» **TASK BRIEF**
Output each entry that follows exactly. Images stay out.

* Start RECORDS FOR THIS TASK *

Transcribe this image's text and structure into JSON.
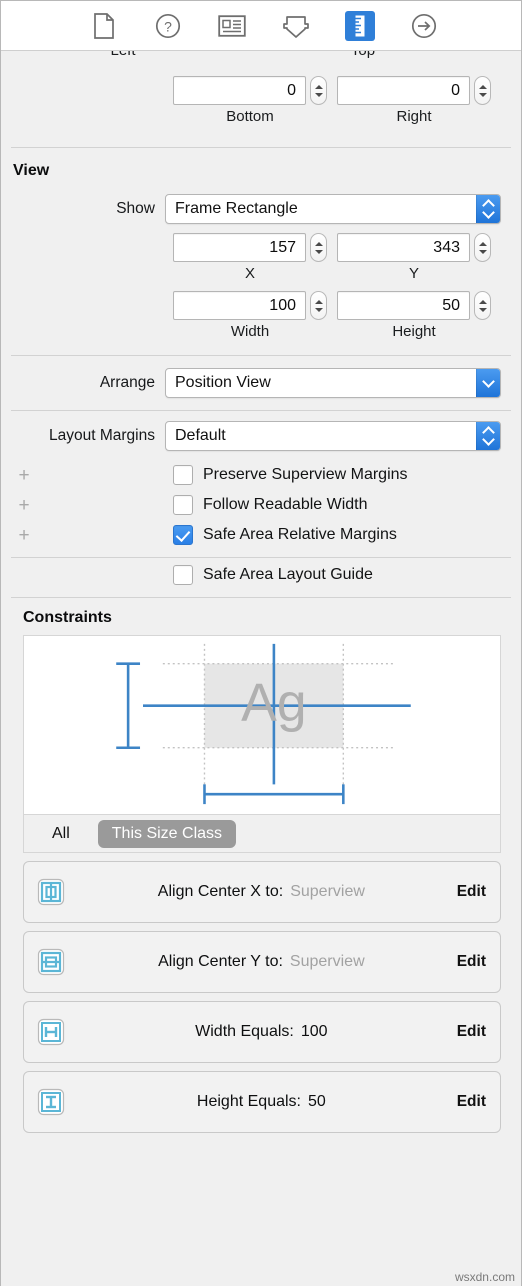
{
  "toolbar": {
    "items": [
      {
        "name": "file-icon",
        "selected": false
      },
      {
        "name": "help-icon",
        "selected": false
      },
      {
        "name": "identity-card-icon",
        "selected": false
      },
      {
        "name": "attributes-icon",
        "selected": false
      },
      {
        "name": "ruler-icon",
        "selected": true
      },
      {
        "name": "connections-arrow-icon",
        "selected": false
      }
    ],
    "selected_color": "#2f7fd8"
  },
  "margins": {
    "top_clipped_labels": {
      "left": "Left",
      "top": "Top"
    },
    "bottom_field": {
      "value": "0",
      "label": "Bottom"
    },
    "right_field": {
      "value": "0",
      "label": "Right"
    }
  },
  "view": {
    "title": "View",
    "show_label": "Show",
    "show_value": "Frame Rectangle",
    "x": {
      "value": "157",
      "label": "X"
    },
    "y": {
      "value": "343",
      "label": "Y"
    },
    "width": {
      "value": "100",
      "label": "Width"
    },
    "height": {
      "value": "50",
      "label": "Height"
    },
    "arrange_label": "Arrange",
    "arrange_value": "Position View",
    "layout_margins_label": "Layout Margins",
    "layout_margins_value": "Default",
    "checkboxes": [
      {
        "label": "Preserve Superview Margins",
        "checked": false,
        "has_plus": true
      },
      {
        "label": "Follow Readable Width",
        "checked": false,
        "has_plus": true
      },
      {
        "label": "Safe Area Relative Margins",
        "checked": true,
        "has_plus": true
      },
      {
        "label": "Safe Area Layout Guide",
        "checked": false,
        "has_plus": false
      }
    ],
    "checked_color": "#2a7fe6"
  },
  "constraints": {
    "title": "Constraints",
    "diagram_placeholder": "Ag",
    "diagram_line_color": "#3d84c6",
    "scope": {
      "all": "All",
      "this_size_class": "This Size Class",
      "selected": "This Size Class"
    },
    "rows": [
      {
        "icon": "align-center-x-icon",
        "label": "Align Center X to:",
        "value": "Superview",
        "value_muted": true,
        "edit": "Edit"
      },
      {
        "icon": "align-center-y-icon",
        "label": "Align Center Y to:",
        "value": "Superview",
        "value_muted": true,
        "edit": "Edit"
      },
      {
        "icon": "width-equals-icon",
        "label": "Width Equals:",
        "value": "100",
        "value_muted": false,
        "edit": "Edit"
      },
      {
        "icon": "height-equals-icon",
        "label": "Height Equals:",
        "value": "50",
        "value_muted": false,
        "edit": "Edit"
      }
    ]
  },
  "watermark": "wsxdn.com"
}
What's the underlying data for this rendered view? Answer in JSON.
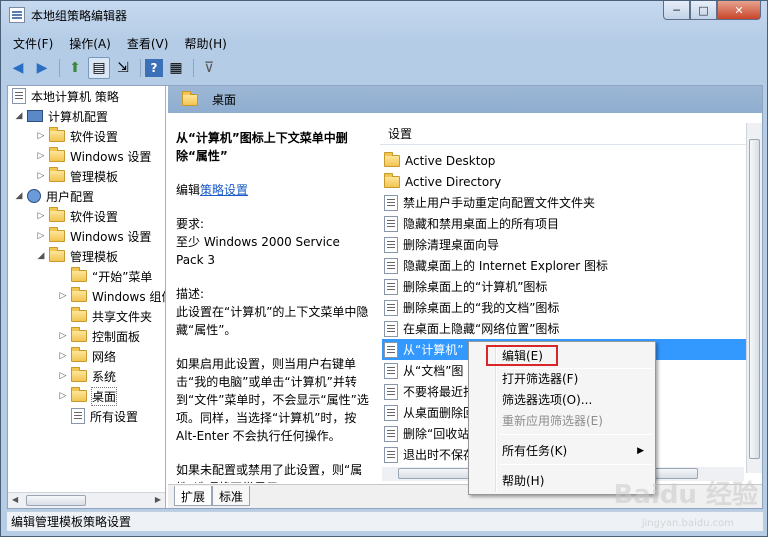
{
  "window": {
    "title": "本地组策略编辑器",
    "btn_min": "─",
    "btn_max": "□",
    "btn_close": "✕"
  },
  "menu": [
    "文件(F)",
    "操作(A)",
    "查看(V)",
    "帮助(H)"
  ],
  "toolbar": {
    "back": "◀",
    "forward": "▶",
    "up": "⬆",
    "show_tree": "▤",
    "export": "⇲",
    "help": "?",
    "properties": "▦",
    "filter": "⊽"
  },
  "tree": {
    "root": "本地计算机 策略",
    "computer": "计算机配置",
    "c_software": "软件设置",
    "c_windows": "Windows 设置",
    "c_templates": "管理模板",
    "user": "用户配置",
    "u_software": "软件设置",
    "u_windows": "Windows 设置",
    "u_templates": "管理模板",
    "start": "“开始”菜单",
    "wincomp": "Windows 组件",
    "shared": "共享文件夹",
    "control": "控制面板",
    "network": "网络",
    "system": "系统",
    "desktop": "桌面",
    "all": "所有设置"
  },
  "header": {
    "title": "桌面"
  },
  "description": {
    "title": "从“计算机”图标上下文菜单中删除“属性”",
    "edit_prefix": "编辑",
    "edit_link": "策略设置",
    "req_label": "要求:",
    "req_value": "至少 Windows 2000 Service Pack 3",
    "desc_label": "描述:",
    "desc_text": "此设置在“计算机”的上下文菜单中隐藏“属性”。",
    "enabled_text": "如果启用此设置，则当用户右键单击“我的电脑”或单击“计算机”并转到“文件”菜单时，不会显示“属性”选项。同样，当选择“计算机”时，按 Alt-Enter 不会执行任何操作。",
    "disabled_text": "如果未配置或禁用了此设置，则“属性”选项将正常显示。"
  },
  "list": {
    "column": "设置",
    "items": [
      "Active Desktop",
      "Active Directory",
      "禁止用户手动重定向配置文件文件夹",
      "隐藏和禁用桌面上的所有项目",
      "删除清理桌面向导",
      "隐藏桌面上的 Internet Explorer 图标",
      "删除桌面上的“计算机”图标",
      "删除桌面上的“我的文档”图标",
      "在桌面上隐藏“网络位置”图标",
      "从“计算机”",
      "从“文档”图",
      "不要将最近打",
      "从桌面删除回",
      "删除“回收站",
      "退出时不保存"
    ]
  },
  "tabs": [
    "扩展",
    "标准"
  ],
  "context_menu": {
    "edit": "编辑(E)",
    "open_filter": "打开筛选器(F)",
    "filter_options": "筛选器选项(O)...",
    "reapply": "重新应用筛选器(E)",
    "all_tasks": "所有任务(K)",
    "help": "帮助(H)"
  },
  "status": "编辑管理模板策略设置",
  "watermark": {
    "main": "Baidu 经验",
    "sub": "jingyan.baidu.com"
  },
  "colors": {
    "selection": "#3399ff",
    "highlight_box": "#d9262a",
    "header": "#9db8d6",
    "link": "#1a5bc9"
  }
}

* End RECORDS FOR THIS TASK *

» **SOLUTION TO THIS PROBLEM**
Transcribe this image's text and structure into JSON.
{
  "toolbar": {
    "items": [
      {
        "name": "file-icon",
        "selected": false
      },
      {
        "name": "help-icon",
        "selected": false
      },
      {
        "name": "identity-card-icon",
        "selected": false
      },
      {
        "name": "attributes-icon",
        "selected": false
      },
      {
        "name": "ruler-icon",
        "selected": true
      },
      {
        "name": "connections-arrow-icon",
        "selected": false
      }
    ],
    "selected_color": "#2f7fd8"
  },
  "margins": {
    "top_clipped_labels": {
      "left": "Left",
      "top": "Top"
    },
    "bottom_field": {
      "value": "0",
      "label": "Bottom"
    },
    "right_field": {
      "value": "0",
      "label": "Right"
    }
  },
  "view": {
    "title": "View",
    "show_label": "Show",
    "show_value": "Frame Rectangle",
    "x": {
      "value": "157",
      "label": "X"
    },
    "y": {
      "value": "343",
      "label": "Y"
    },
    "width": {
      "value": "100",
      "label": "Width"
    },
    "height": {
      "value": "50",
      "label": "Height"
    },
    "arrange_label": "Arrange",
    "arrange_value": "Position View",
    "layout_margins_label": "Layout Margins",
    "layout_margins_value": "Default",
    "checkboxes": [
      {
        "label": "Preserve Superview Margins",
        "checked": false,
        "has_plus": true
      },
      {
        "label": "Follow Readable Width",
        "checked": false,
        "has_plus": true
      },
      {
        "label": "Safe Area Relative Margins",
        "checked": true,
        "has_plus": true
      },
      {
        "label": "Safe Area Layout Guide",
        "checked": false,
        "has_plus": false
      }
    ],
    "checked_color": "#2a7fe6"
  },
  "constraints": {
    "title": "Constraints",
    "diagram_placeholder": "Ag",
    "diagram_line_color": "#3d84c6",
    "scope": {
      "all": "All",
      "this_size_class": "This Size Class",
      "selected": "This Size Class"
    },
    "rows": [
      {
        "icon": "align-center-x-icon",
        "label": "Align Center X to:",
        "value": "Superview",
        "value_muted": true,
        "edit": "Edit"
      },
      {
        "icon": "align-center-y-icon",
        "label": "Align Center Y to:",
        "value": "Superview",
        "value_muted": true,
        "edit": "Edit"
      },
      {
        "icon": "width-equals-icon",
        "label": "Width Equals:",
        "value": "100",
        "value_muted": false,
        "edit": "Edit"
      },
      {
        "icon": "height-equals-icon",
        "label": "Height Equals:",
        "value": "50",
        "value_muted": false,
        "edit": "Edit"
      }
    ]
  },
  "watermark": "wsxdn.com"
}
What's the underlying data for this rendered view? Answer in JSON.
{
  "window": {
    "title": "本地组策略编辑器",
    "btn_min": "─",
    "btn_max": "□",
    "btn_close": "✕"
  },
  "menu": [
    "文件(F)",
    "操作(A)",
    "查看(V)",
    "帮助(H)"
  ],
  "toolbar": {
    "back": "◀",
    "forward": "▶",
    "up": "⬆",
    "show_tree": "▤",
    "export": "⇲",
    "help": "?",
    "properties": "▦",
    "filter": "⊽"
  },
  "tree": {
    "root": "本地计算机 策略",
    "computer": "计算机配置",
    "c_software": "软件设置",
    "c_windows": "Windows 设置",
    "c_templates": "管理模板",
    "user": "用户配置",
    "u_software": "软件设置",
    "u_windows": "Windows 设置",
    "u_templates": "管理模板",
    "start": "“开始”菜单",
    "wincomp": "Windows 组件",
    "shared": "共享文件夹",
    "control": "控制面板",
    "network": "网络",
    "system": "系统",
    "desktop": "桌面",
    "all": "所有设置"
  },
  "header": {
    "title": "桌面"
  },
  "description": {
    "title": "从“计算机”图标上下文菜单中删除“属性”",
    "edit_prefix": "编辑",
    "edit_link": "策略设置",
    "req_label": "要求:",
    "req_value": "至少 Windows 2000 Service Pack 3",
    "desc_label": "描述:",
    "desc_text": "此设置在“计算机”的上下文菜单中隐藏“属性”。",
    "enabled_text": "如果启用此设置，则当用户右键单击“我的电脑”或单击“计算机”并转到“文件”菜单时，不会显示“属性”选项。同样，当选择“计算机”时，按 Alt-Enter 不会执行任何操作。",
    "disabled_text": "如果未配置或禁用了此设置，则“属性”选项将正常显示。"
  },
  "list": {
    "column": "设置",
    "items": [
      "Active Desktop",
      "Active Directory",
      "禁止用户手动重定向配置文件文件夹",
      "隐藏和禁用桌面上的所有项目",
      "删除清理桌面向导",
      "隐藏桌面上的 Internet Explorer 图标",
      "删除桌面上的“计算机”图标",
      "删除桌面上的“我的文档”图标",
      "在桌面上隐藏“网络位置”图标",
      "从“计算机”",
      "从“文档”图",
      "不要将最近打",
      "从桌面删除回",
      "删除“回收站",
      "退出时不保存"
    ]
  },
  "tabs": [
    "扩展",
    "标准"
  ],
  "context_menu": {
    "edit": "编辑(E)",
    "open_filter": "打开筛选器(F)",
    "filter_options": "筛选器选项(O)...",
    "reapply": "重新应用筛选器(E)",
    "all_tasks": "所有任务(K)",
    "help": "帮助(H)"
  },
  "status": "编辑管理模板策略设置",
  "watermark": {
    "main": "Baidu 经验",
    "sub": "jingyan.baidu.com"
  },
  "colors": {
    "selection": "#3399ff",
    "highlight_box": "#d9262a",
    "header": "#9db8d6",
    "link": "#1a5bc9"
  }
}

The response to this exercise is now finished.